What this task involves:
For this exercise, repeat all of the material verbatim apart from its images.

Dataset records
###
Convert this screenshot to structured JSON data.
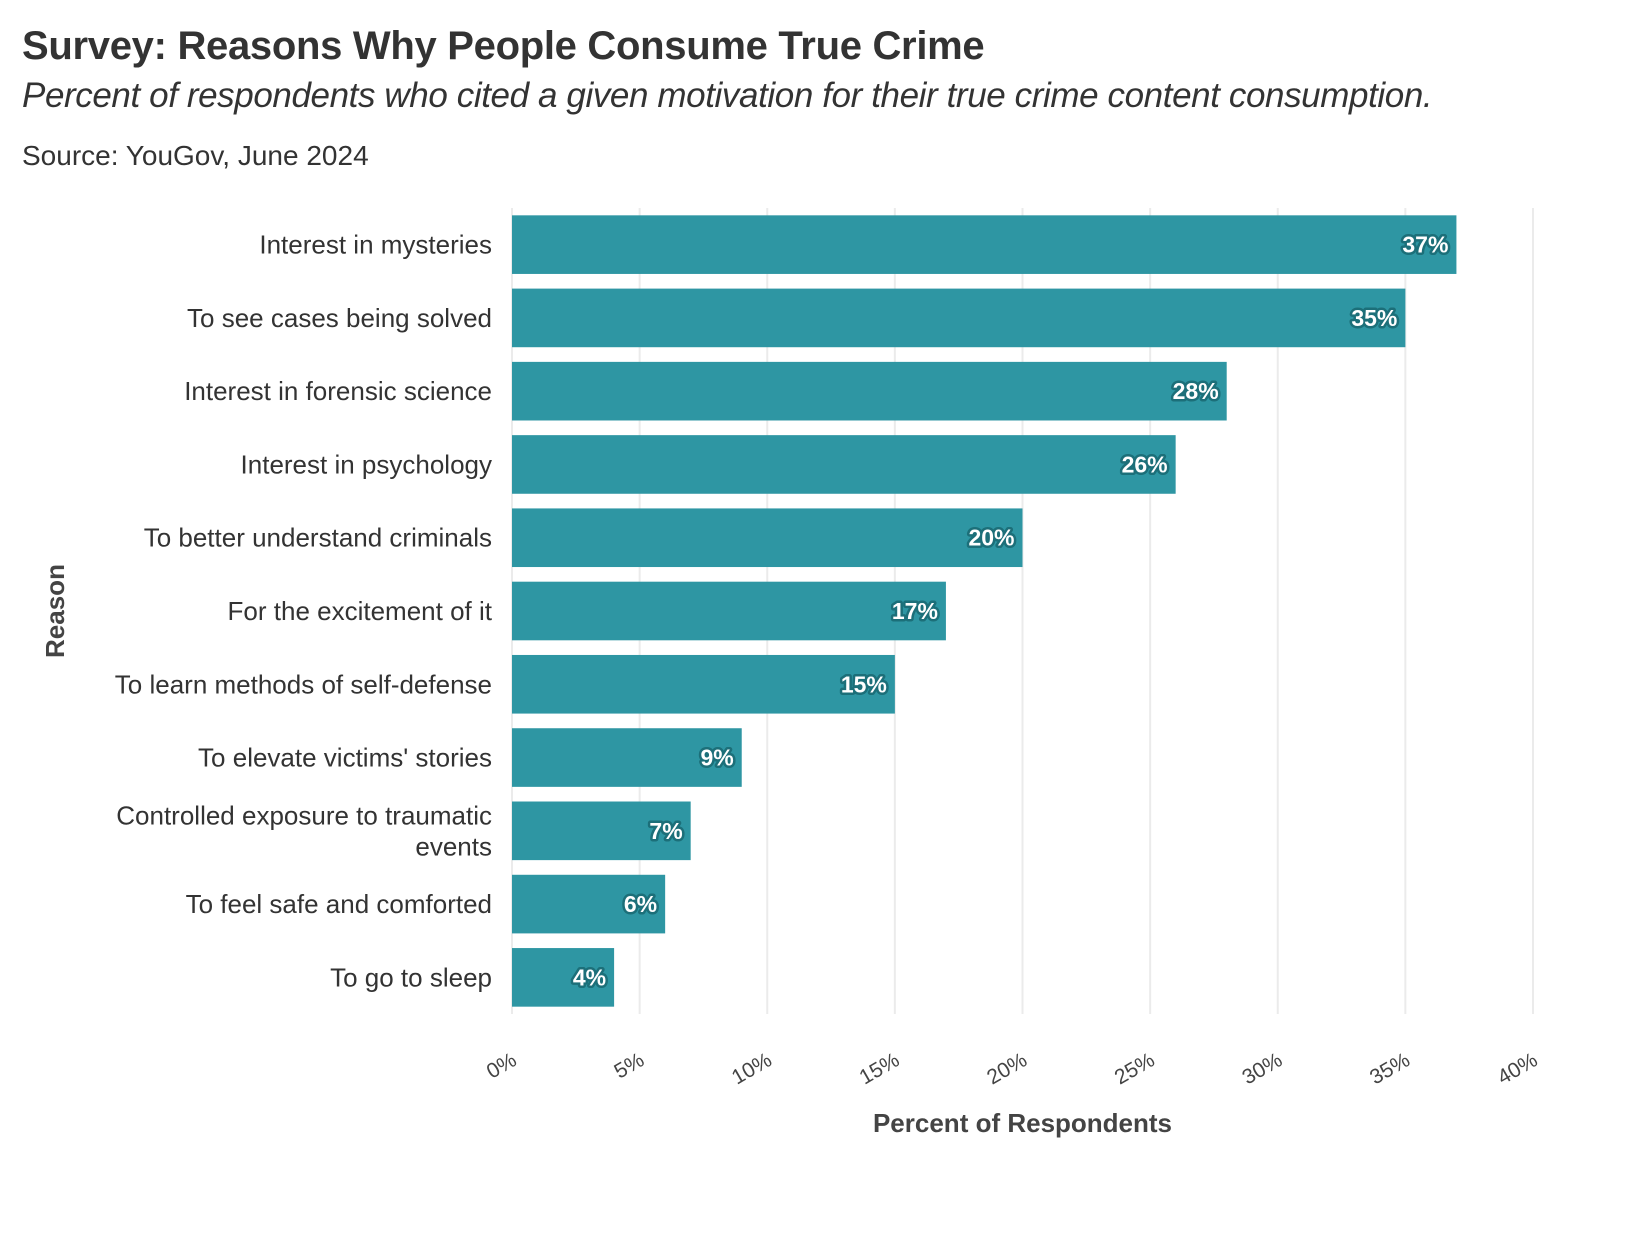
{
  "chart_data": {
    "type": "bar",
    "orientation": "horizontal",
    "title": "Survey: Reasons Why People Consume True Crime",
    "subtitle": "Percent of respondents who cited a given motivation for their true crime content consumption.",
    "caption": "Source: YouGov, June 2024",
    "xlabel": "Percent of Respondents",
    "ylabel": "Reason",
    "categories": [
      "Interest in mysteries",
      "To see cases being solved",
      "Interest in forensic science",
      "Interest in psychology",
      "To better understand criminals",
      "For the excitement of it",
      "To learn methods of self-defense",
      "To elevate victims' stories",
      "Controlled exposure to traumatic events",
      "To feel safe and comforted",
      "To go to sleep"
    ],
    "category_lines": [
      [
        "Interest in mysteries"
      ],
      [
        "To see cases being solved"
      ],
      [
        "Interest in forensic science"
      ],
      [
        "Interest in psychology"
      ],
      [
        "To better understand criminals"
      ],
      [
        "For the excitement of it"
      ],
      [
        "To learn methods of self-defense"
      ],
      [
        "To elevate victims' stories"
      ],
      [
        "Controlled exposure to traumatic",
        "events"
      ],
      [
        "To feel safe and comforted"
      ],
      [
        "To go to sleep"
      ]
    ],
    "values": [
      37,
      35,
      28,
      26,
      20,
      17,
      15,
      9,
      7,
      6,
      4
    ],
    "data_labels": [
      "37%",
      "35%",
      "28%",
      "26%",
      "20%",
      "17%",
      "15%",
      "9%",
      "7%",
      "6%",
      "4%"
    ],
    "xlim": [
      0,
      40
    ],
    "x_ticks": [
      0,
      5,
      10,
      15,
      20,
      25,
      30,
      35,
      40
    ],
    "x_tick_labels": [
      "0%",
      "5%",
      "10%",
      "15%",
      "20%",
      "25%",
      "30%",
      "35%",
      "40%"
    ],
    "grid": true,
    "legend": "none",
    "colors": {
      "bar": "#2e96a3",
      "grid": "#ebebeb",
      "label_outline": "#1c6f79",
      "label_text": "#ffffff"
    }
  }
}
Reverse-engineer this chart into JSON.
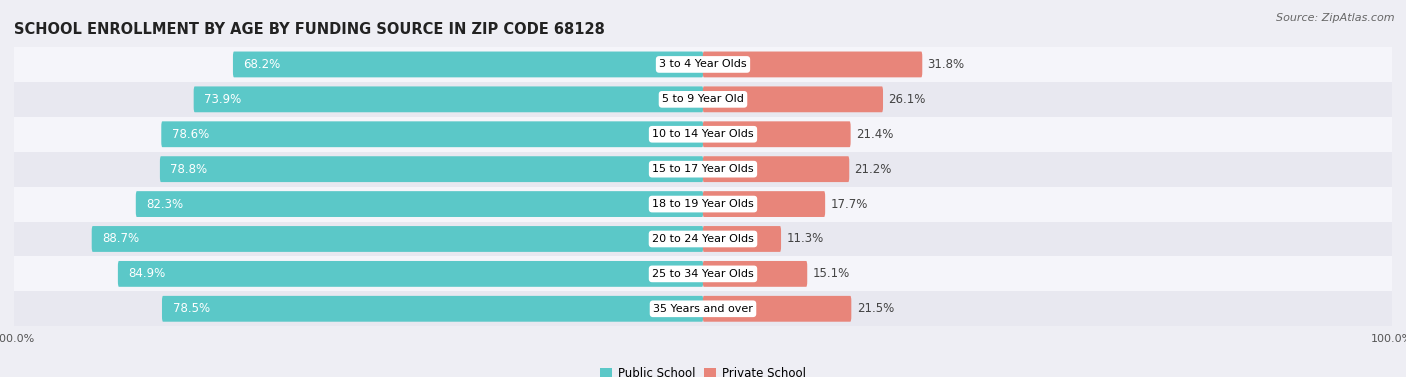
{
  "title": "SCHOOL ENROLLMENT BY AGE BY FUNDING SOURCE IN ZIP CODE 68128",
  "source": "Source: ZipAtlas.com",
  "categories": [
    "3 to 4 Year Olds",
    "5 to 9 Year Old",
    "10 to 14 Year Olds",
    "15 to 17 Year Olds",
    "18 to 19 Year Olds",
    "20 to 24 Year Olds",
    "25 to 34 Year Olds",
    "35 Years and over"
  ],
  "public_values": [
    68.2,
    73.9,
    78.6,
    78.8,
    82.3,
    88.7,
    84.9,
    78.5
  ],
  "private_values": [
    31.8,
    26.1,
    21.4,
    21.2,
    17.7,
    11.3,
    15.1,
    21.5
  ],
  "public_color": "#5BC8C8",
  "private_color": "#E8857A",
  "bg_color": "#EEEEF4",
  "row_bg_even": "#F5F5FA",
  "row_bg_odd": "#E8E8F0",
  "label_bg_color": "#FFFFFF",
  "title_fontsize": 10.5,
  "source_fontsize": 8,
  "bar_label_fontsize": 8.5,
  "category_fontsize": 8,
  "legend_fontsize": 8.5,
  "axis_fontsize": 8,
  "xlim_left": -100,
  "xlim_right": 100
}
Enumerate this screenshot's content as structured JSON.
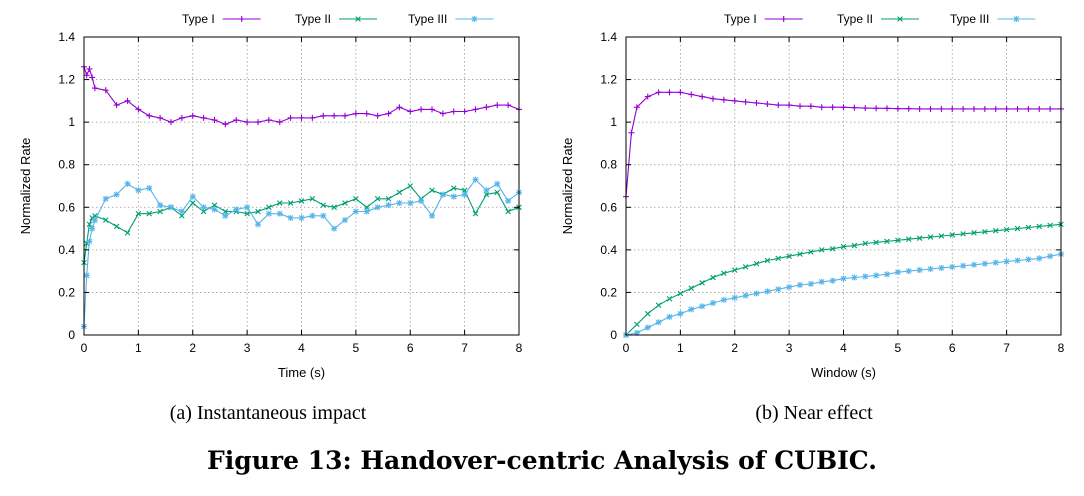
###
The result:
Convert this screenshot to structured JSON data.
{
  "chart_data": {
    "type": "bar",
    "orientation": "horizontal",
    "title": "Survey: Reasons Why People Consume True Crime",
    "subtitle": "Percent of respondents who cited a given motivation for their true crime content consumption.",
    "caption": "Source: YouGov, June 2024",
    "xlabel": "Percent of Respondents",
    "ylabel": "Reason",
    "categories": [
      "Interest in mysteries",
      "To see cases being solved",
      "Interest in forensic science",
      "Interest in psychology",
      "To better understand criminals",
      "For the excitement of it",
      "To learn methods of self-defense",
      "To elevate victims' stories",
      "Controlled exposure to traumatic events",
      "To feel safe and comforted",
      "To go to sleep"
    ],
    "category_lines": [
      [
        "Interest in mysteries"
      ],
      [
        "To see cases being solved"
      ],
      [
        "Interest in forensic science"
      ],
      [
        "Interest in psychology"
      ],
      [
        "To better understand criminals"
      ],
      [
        "For the excitement of it"
      ],
      [
        "To learn methods of self-defense"
      ],
      [
        "To elevate victims' stories"
      ],
      [
        "Controlled exposure to traumatic",
        "events"
      ],
      [
        "To feel safe and comforted"
      ],
      [
        "To go to sleep"
      ]
    ],
    "values": [
      37,
      35,
      28,
      26,
      20,
      17,
      15,
      9,
      7,
      6,
      4
    ],
    "data_labels": [
      "37%",
      "35%",
      "28%",
      "26%",
      "20%",
      "17%",
      "15%",
      "9%",
      "7%",
      "6%",
      "4%"
    ],
    "xlim": [
      0,
      40
    ],
    "x_ticks": [
      0,
      5,
      10,
      15,
      20,
      25,
      30,
      35,
      40
    ],
    "x_tick_labels": [
      "0%",
      "5%",
      "10%",
      "15%",
      "20%",
      "25%",
      "30%",
      "35%",
      "40%"
    ],
    "grid": true,
    "legend": "none",
    "colors": {
      "bar": "#2e96a3",
      "grid": "#ebebeb",
      "label_outline": "#1c6f79",
      "label_text": "#ffffff"
    }
  }
}
Reverse-engineer this chart into JSON.
{
  "title": "SCHOOL ENROLLMENT BY AGE BY FUNDING SOURCE IN ZIP CODE 68128",
  "source": "Source: ZipAtlas.com",
  "categories": [
    "3 to 4 Year Olds",
    "5 to 9 Year Old",
    "10 to 14 Year Olds",
    "15 to 17 Year Olds",
    "18 to 19 Year Olds",
    "20 to 24 Year Olds",
    "25 to 34 Year Olds",
    "35 Years and over"
  ],
  "public_values": [
    68.2,
    73.9,
    78.6,
    78.8,
    82.3,
    88.7,
    84.9,
    78.5
  ],
  "private_values": [
    31.8,
    26.1,
    21.4,
    21.2,
    17.7,
    11.3,
    15.1,
    21.5
  ],
  "public_color": "#5BC8C8",
  "private_color": "#E8857A",
  "bg_color": "#EEEEF4",
  "row_bg_even": "#F5F5FA",
  "row_bg_odd": "#E8E8F0",
  "label_bg_color": "#FFFFFF",
  "title_fontsize": 10.5,
  "source_fontsize": 8,
  "bar_label_fontsize": 8.5,
  "category_fontsize": 8,
  "legend_fontsize": 8.5,
  "axis_fontsize": 8,
  "xlim_left": -100,
  "xlim_right": 100
}
Enumerate this screenshot's content as structured JSON.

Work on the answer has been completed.